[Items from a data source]
---+---
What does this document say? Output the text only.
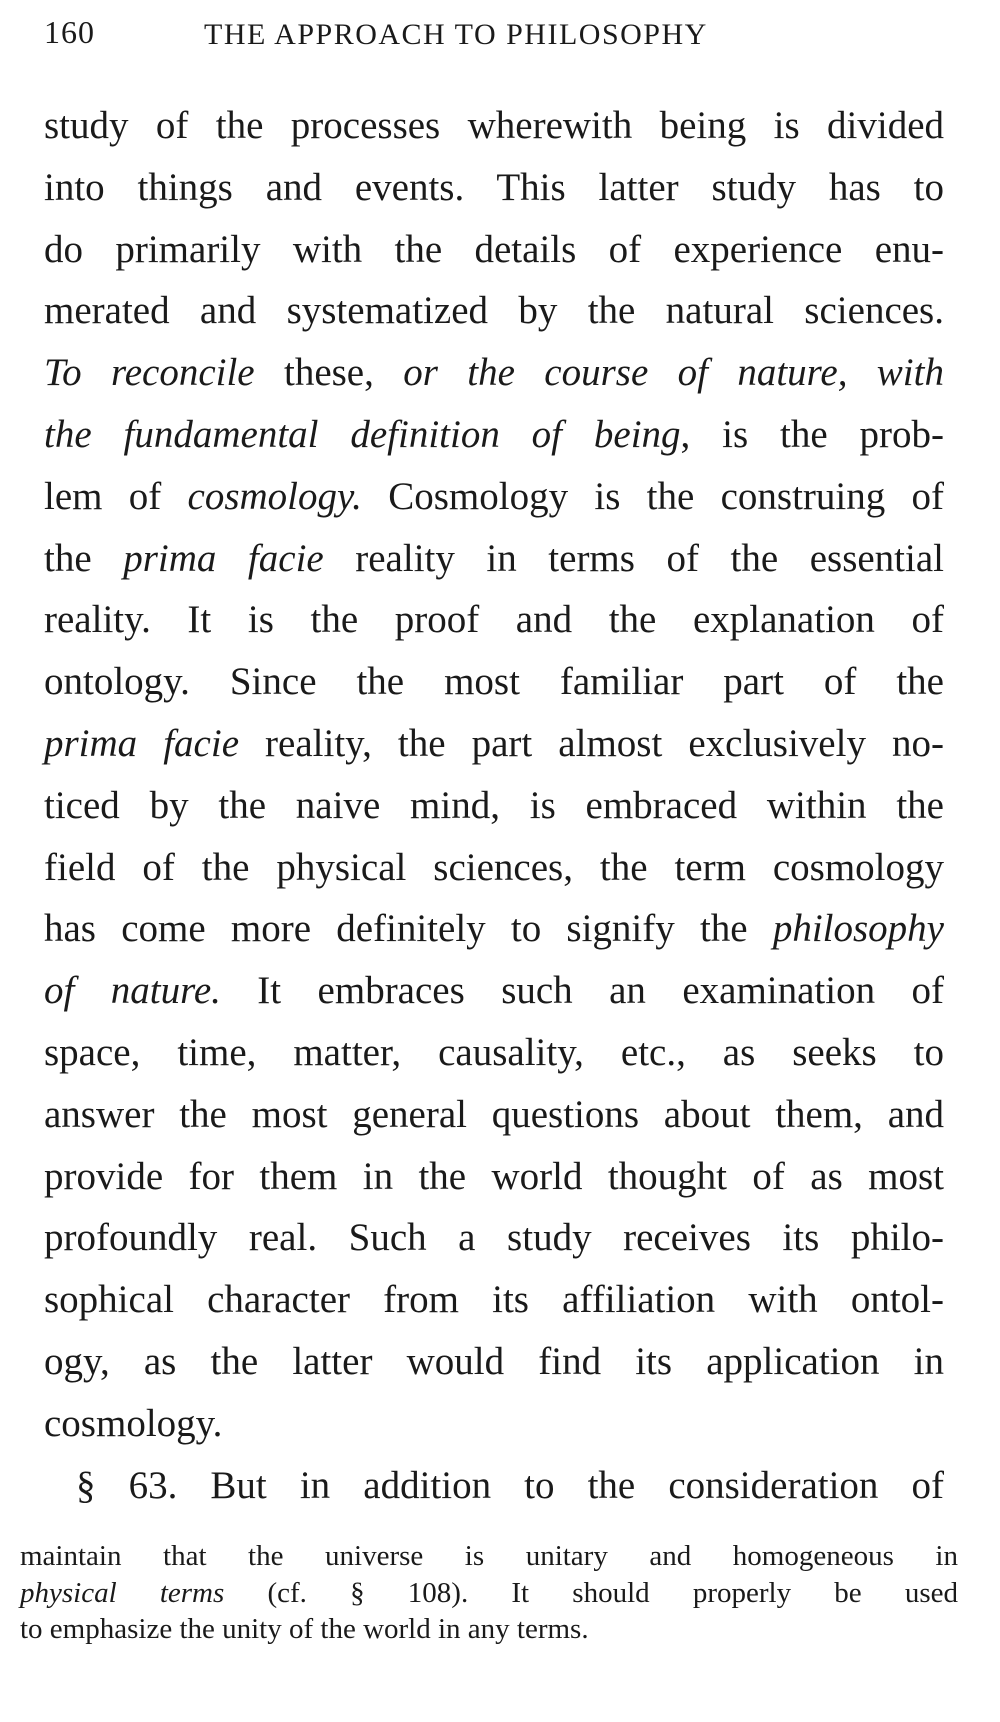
160	THE APPROACH TO PHILOSOPHY
study of the processes wherewith being is divided
into things and events. This latter study has to
do primarily with the details of experience enu-
merated and systematized by the natural sciences.
To reconcile these, or the course of nature, with
the fundamental definition of being, is the prob-
lem of cosmology. Cosmology is the construing of
the prima facie reality in terms of the essential
reality. It is the proof and the explanation of
ontology. Since the most familiar part of the
prima facie reality, the part almost exclusively no-
ticed by the naive mind, is embraced within the
field of the physical sciences, the term cosmology
has come more definitely to signify the philosophy
of nature. It embraces such an examination of
space, time, matter, causality, etc., as seeks to
answer the most general questions about them, and
provide for them in the world thought of as most
profoundly real. Such a study receives its philo-
sophical character from its affiliation with ontol-
ogy, as the latter would find its application in
cosmology.
§ 63. But in addition to the consideration of
maintain that the universe is unitary and homogeneous in
physical terms (cf. § 108). It should properly be used
to emphasize the unity of the world in any terms.
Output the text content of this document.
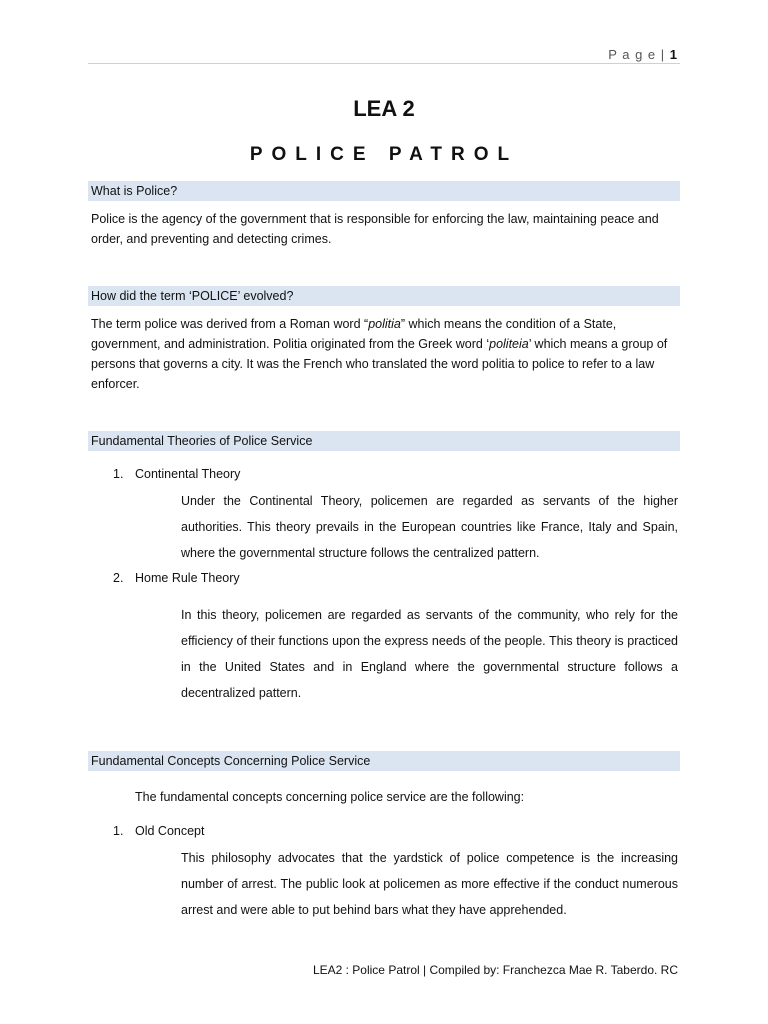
P a g e | 1
LEA 2
POLICE PATROL
What is Police?
Police is the agency of the government that is responsible for enforcing the law, maintaining peace and order, and preventing and detecting crimes.
How did the term ‘POLICE’ evolved?
The term police was derived from a Roman word “politia” which means the condition of a State, government, and administration. Politia originated from the Greek word ‘politeia’ which means a group of persons that governs a city. It was the French who translated the word politia to police to refer to a law enforcer.
Fundamental Theories of Police Service
1. Continental Theory
Under the Continental Theory, policemen are regarded as servants of the higher authorities. This theory prevails in the European countries like France, Italy and Spain, where the governmental structure follows the centralized pattern.
2. Home Rule Theory
In this theory, policemen are regarded as servants of the community, who rely for the efficiency of their functions upon the express needs of the people. This theory is practiced in the United States and in England where the governmental structure follows a decentralized pattern.
Fundamental Concepts Concerning Police Service
The fundamental concepts concerning police service are the following:
1. Old Concept
This philosophy advocates that the yardstick of police competence is the increasing number of arrest. The public look at policemen as more effective if the conduct numerous arrest and were able to put behind bars what they have apprehended.
LEA2 : Police Patrol | Compiled by: Franchezca Mae R. Taberdo. RC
---+---
PROBLEM TO SOLVE :: Write out each line of the data that holds the string "Output".

TASK RESULT ::
What does this document say? Output the text only.
Output the text content of this document.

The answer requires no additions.